== DIRECTIVE ==
Copy the listing below in full and skip every picture.
-*-*-
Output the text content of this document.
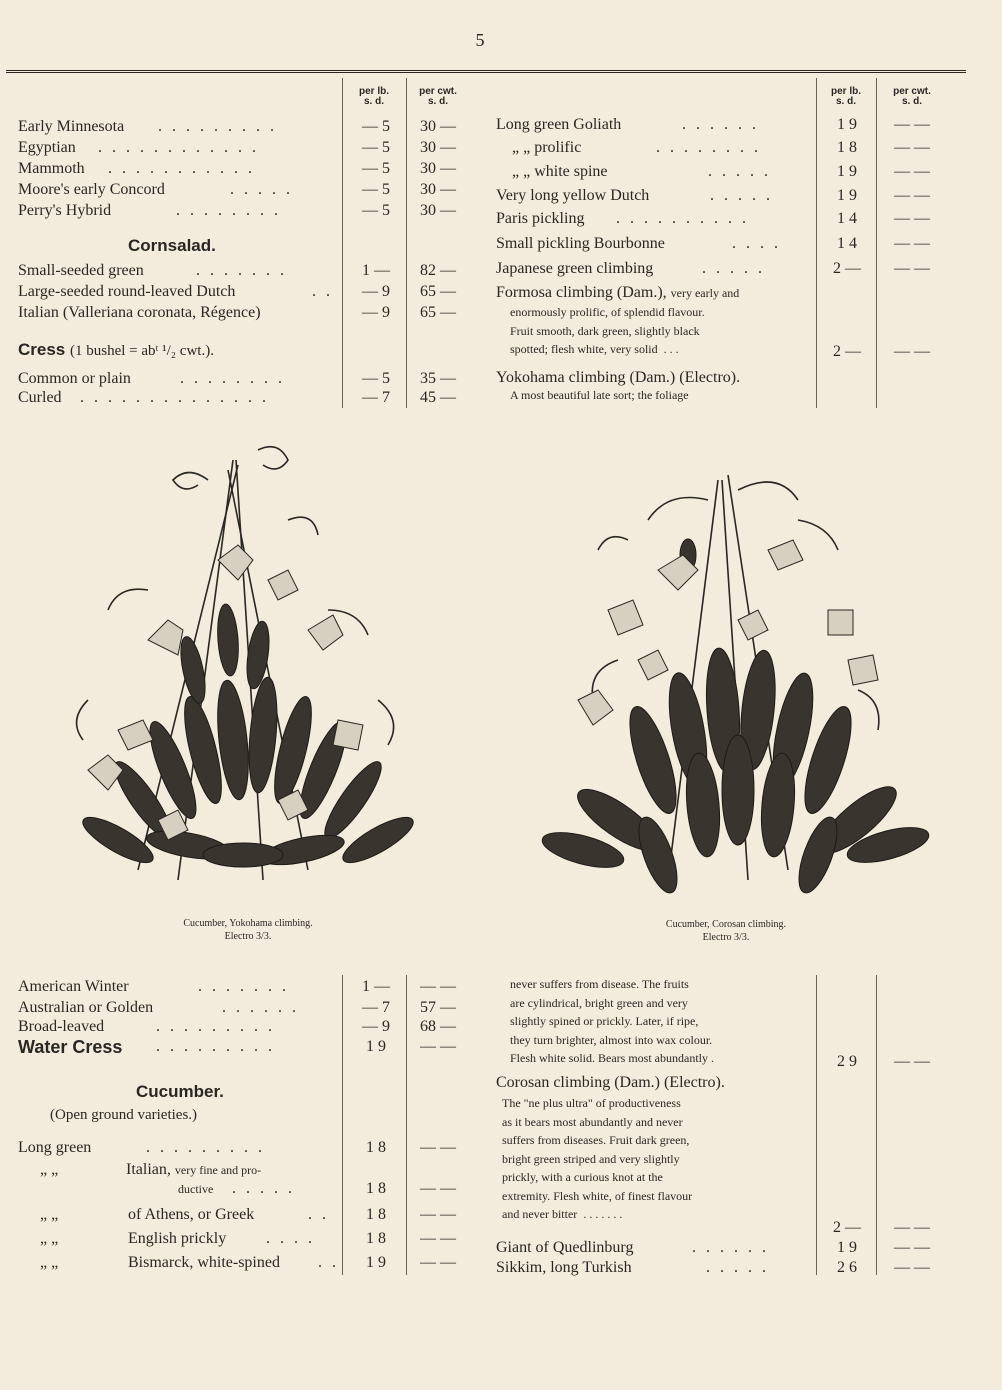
5
per lb.
s. d.
per cwt.
s. d.
Early Minnesota . . . . . . . . .	— 5	30 —
Egyptian . . . . . . . . . . . .	— 5	30 —
Mammoth . . . . . . . . . . .	— 5	30 —
Moore's early Concord	. . . . .	— 5	30 —
Perry's Hybrid	. . . . . . . .	— 5	30 —
Cornsalad.
Small-seeded green	. . . . . . .	1 —	82 —
Large-seeded round-leaved Dutch	. .	— 9	65 —
Italian (Valleriana coronata, Régence)	— 9	65 —
Cress (1 bushel = abᵗ ¹/₂ cwt.).
Common or plain	. . . . . . . .	— 5	35 —
Curled . . . . . . . . . . . . . .	— 7	45 —
Cucumber, Yokohama climbing.
Electro 3/3.
American Winter	. . . . . . .	1 —	— —
Australian or Golden	. . . . . .	— 7	57 —
Broad-leaved	. . . . . . . . .	— 9	68 —
Water Cress . . . . . . . . .	1 9	— —
Cucumber.
(Open ground varieties.)
Long green	. . . . . . . . .	1 8	— —
„ „	Italian, very fine and pro-
ductive . . . . .	1 8	— —
„ „	of Athens, or Greek	. .	1 8	— —
„ „	English prickly . . . .	1 8	— —
„ „	Bismarck, white-spined . .	1 9	— —
per lb.
s. d.
per cwt.
s. d.
Long green Goliath	. . . . . .	1 9	— —
„ „ prolific	. . . . . . . .	1 8	— —
„ „ white spine	. . . . .	1 9	— —
Very long yellow Dutch	. . . . .	1 9	— —
Paris pickling . . . . . . . . . .	1 4	— —
Small pickling Bourbonne	. . . .	1 4	— —
Japanese green climbing	. . . . .	2 —	— —
Formosa climbing (Dam.), very early and
enormously prolific, of splendid flavour.
Fruit smooth, dark green, slightly black
spotted; flesh white, very solid  . . .	2 —	— —
Yokohama climbing (Dam.) (Electro).
A most beautiful late sort; the foliage
Cucumber, Corosan climbing.
Electro 3/3.
never suffers from disease. The fruits
are cylindrical, bright green and very
slightly spined or prickly. Later, if ripe,
they turn brighter, almost into wax colour.
Flesh white solid. Bears most abundantly .	2 9	— —
Corosan climbing (Dam.) (Electro).
The "ne plus ultra" of productiveness
as it bears most abundantly and never
suffers from diseases. Fruit dark green,
bright green striped and very slightly
prickly, with a curious knot at the
extremity. Flesh white, of finest flavour
and never bitter  . . . . . . .
2 —	— —
Giant of Quedlinburg	. . . . . .	1 9	— —
Sikkim, long Turkish	. . . . .	2 6	— —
-*-*-
== CORRECT RESPONSE ==
Output the text content of this document.
5
per lb.
s. d.
per cwt.
s. d.
Early Minnesota . . . . . . . . .	— 5	30 —
Egyptian . . . . . . . . . . . .	— 5	30 —
Mammoth . . . . . . . . . . .	— 5	30 —
Moore's early Concord	. . . . .	— 5	30 —
Perry's Hybrid	. . . . . . . .	— 5	30 —
Cornsalad.
Small-seeded green	. . . . . . .	1 —	82 —
Large-seeded round-leaved Dutch	. .	— 9	65 —
Italian (Valleriana coronata, Régence)	— 9	65 —
Cress (1 bushel = abᵗ ¹/₂ cwt.).
Common or plain	. . . . . . . .	— 5	35 —
Curled . . . . . . . . . . . . . .	— 7	45 —
Cucumber, Yokohama climbing.
Electro 3/3.
American Winter	. . . . . . .	1 —	— —
Australian or Golden	. . . . . .	— 7	57 —
Broad-leaved	. . . . . . . . .	— 9	68 —
Water Cress . . . . . . . . .	1 9	— —
Cucumber.
(Open ground varieties.)
Long green	. . . . . . . . .	1 8	— —
„ „	Italian, very fine and pro-
ductive . . . . .	1 8	— —
„ „	of Athens, or Greek	. .	1 8	— —
„ „	English prickly . . . .	1 8	— —
„ „	Bismarck, white-spined . .	1 9	— —
per lb.
s. d.
per cwt.
s. d.
Long green Goliath	. . . . . .	1 9	— —
„ „ prolific	. . . . . . . .	1 8	— —
„ „ white spine	. . . . .	1 9	— —
Very long yellow Dutch	. . . . .	1 9	— —
Paris pickling . . . . . . . . . .	1 4	— —
Small pickling Bourbonne	. . . .	1 4	— —
Japanese green climbing	. . . . .	2 —	— —
Formosa climbing (Dam.), very early and
enormously prolific, of splendid flavour.
Fruit smooth, dark green, slightly black
spotted; flesh white, very solid  . . .	2 —	— —
Yokohama climbing (Dam.) (Electro).
A most beautiful late sort; the foliage
Cucumber, Corosan climbing.
Electro 3/3.
never suffers from disease. The fruits
are cylindrical, bright green and very
slightly spined or prickly. Later, if ripe,
they turn brighter, almost into wax colour.
Flesh white solid. Bears most abundantly .	2 9	— —
Corosan climbing (Dam.) (Electro).
The "ne plus ultra" of productiveness
as it bears most abundantly and never
suffers from diseases. Fruit dark green,
bright green striped and very slightly
prickly, with a curious knot at the
extremity. Flesh white, of finest flavour
and never bitter  . . . . . . .
2 —	— —
Giant of Quedlinburg	. . . . . .	1 9	— —
Sikkim, long Turkish	. . . . .	2 6	— —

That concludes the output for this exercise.